begin Input material
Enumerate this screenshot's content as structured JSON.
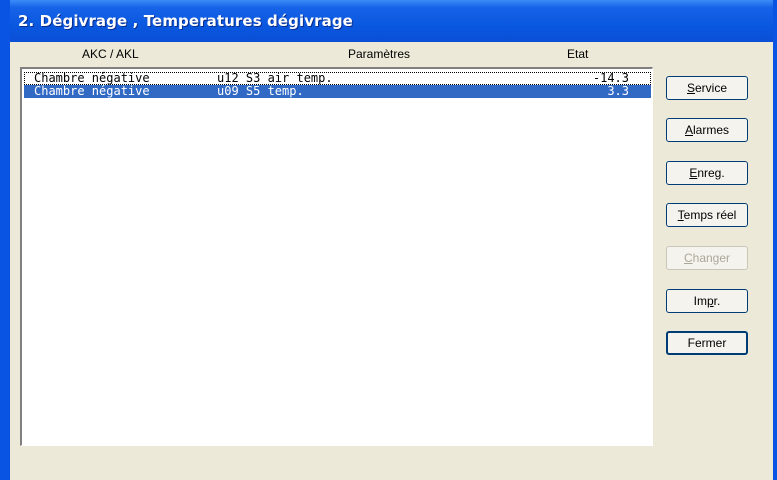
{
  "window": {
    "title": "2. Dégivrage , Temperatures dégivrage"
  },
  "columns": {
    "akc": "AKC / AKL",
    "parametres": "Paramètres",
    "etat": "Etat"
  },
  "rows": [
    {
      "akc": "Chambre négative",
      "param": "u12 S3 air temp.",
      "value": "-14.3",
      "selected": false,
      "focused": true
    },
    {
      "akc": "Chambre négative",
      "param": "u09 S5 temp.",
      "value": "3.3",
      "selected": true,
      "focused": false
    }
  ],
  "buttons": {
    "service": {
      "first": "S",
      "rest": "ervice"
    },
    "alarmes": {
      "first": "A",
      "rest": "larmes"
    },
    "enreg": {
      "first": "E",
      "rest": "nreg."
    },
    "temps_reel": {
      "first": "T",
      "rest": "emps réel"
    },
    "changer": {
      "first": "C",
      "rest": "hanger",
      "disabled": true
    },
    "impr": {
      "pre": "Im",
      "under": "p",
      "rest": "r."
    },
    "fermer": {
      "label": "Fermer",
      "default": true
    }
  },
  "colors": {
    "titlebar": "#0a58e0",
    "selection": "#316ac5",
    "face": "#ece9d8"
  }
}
end Input material
begin Input material
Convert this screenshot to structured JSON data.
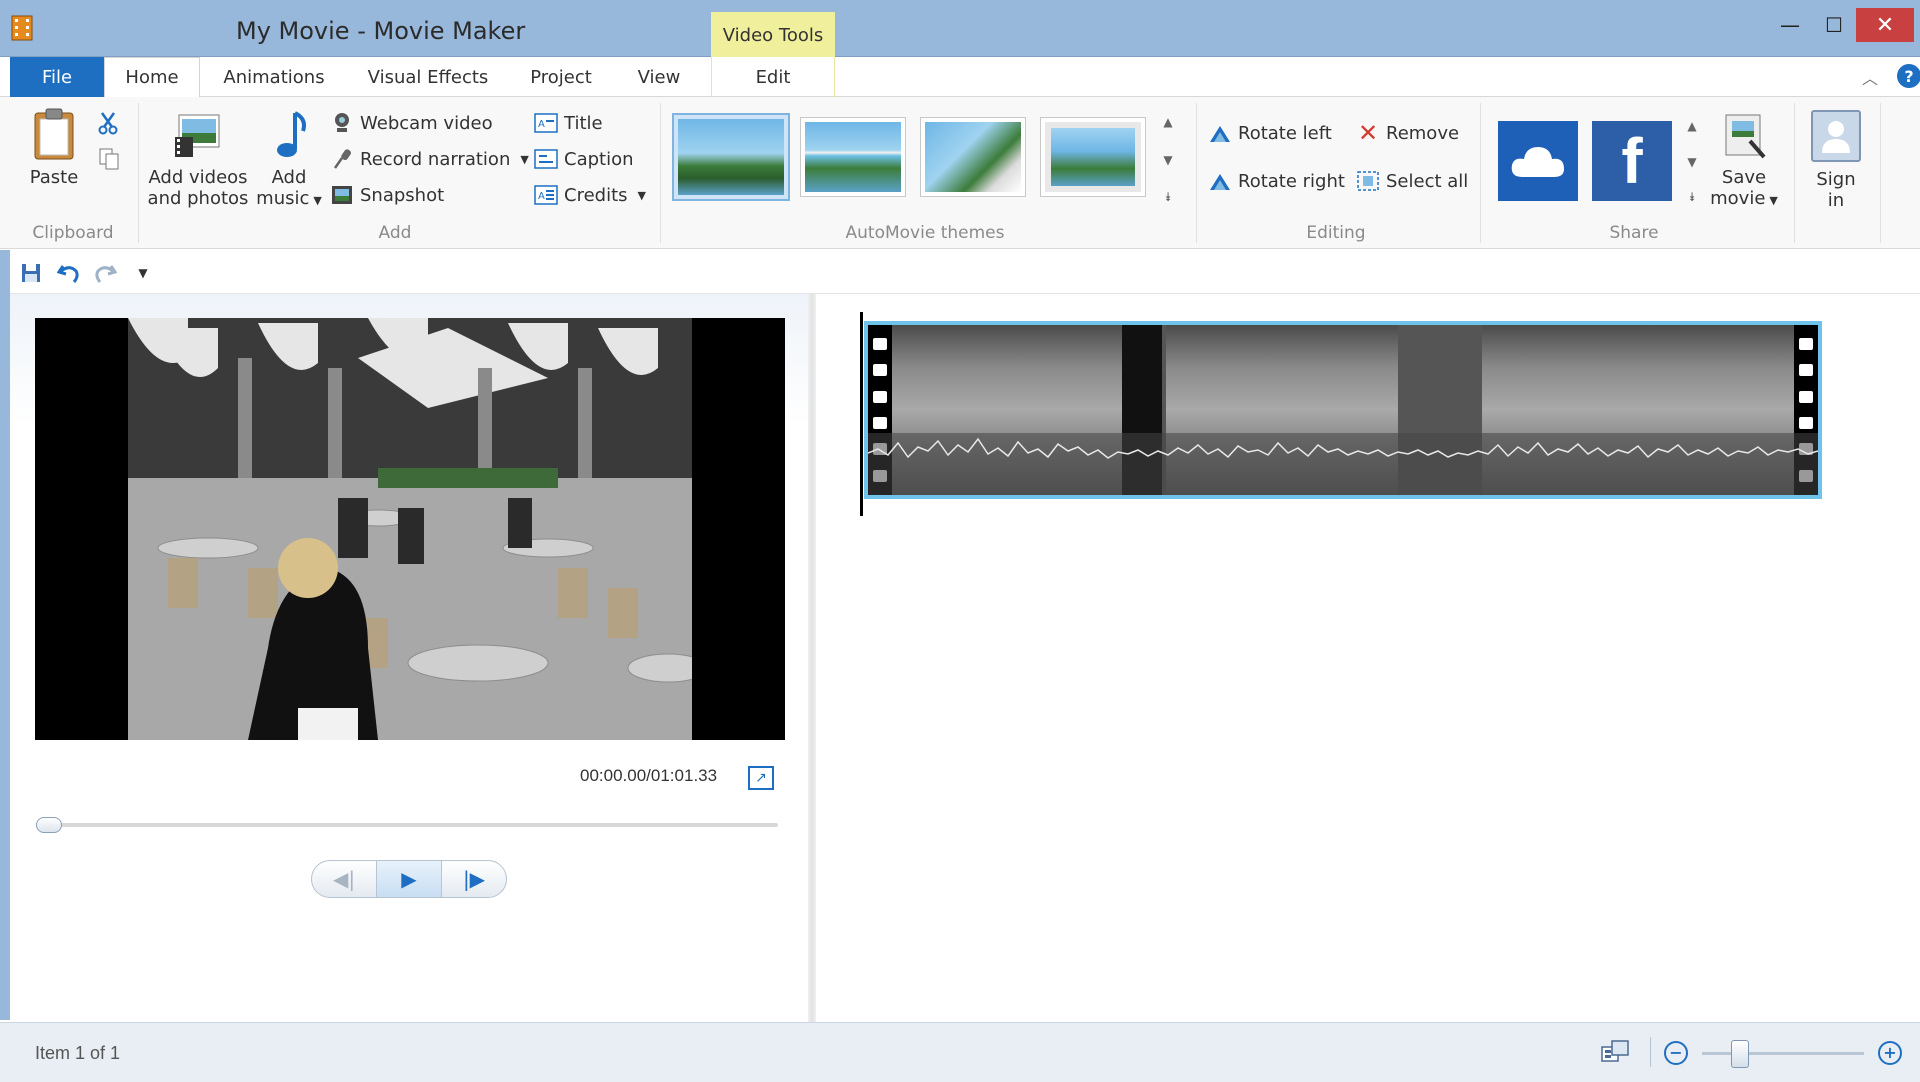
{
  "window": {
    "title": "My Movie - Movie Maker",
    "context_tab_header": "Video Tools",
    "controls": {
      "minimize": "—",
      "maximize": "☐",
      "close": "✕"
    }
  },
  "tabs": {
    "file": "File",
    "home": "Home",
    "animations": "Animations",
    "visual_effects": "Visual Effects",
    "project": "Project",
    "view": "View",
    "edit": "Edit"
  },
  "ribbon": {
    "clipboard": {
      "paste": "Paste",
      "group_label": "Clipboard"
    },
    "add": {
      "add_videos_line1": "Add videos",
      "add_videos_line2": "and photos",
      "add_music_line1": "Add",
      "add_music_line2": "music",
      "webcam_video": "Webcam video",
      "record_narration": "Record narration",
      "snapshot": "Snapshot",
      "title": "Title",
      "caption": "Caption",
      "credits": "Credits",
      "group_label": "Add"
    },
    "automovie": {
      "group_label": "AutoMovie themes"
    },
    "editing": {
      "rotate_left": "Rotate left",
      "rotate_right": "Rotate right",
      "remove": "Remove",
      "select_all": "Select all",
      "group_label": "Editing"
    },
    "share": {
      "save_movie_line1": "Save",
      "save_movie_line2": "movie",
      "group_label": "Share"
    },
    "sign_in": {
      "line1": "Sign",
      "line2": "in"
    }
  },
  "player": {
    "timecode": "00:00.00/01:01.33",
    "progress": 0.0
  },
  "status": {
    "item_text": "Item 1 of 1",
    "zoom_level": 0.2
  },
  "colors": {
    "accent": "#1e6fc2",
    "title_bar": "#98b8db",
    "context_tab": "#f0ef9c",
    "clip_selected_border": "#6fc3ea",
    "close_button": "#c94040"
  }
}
end Input material
* _What you have to do_
Search the data above for the string "Rotate" and return every line that has it.

* _Response to this exercise_
      "rotate_left": "Rotate left",
      "rotate_right": "Rotate right",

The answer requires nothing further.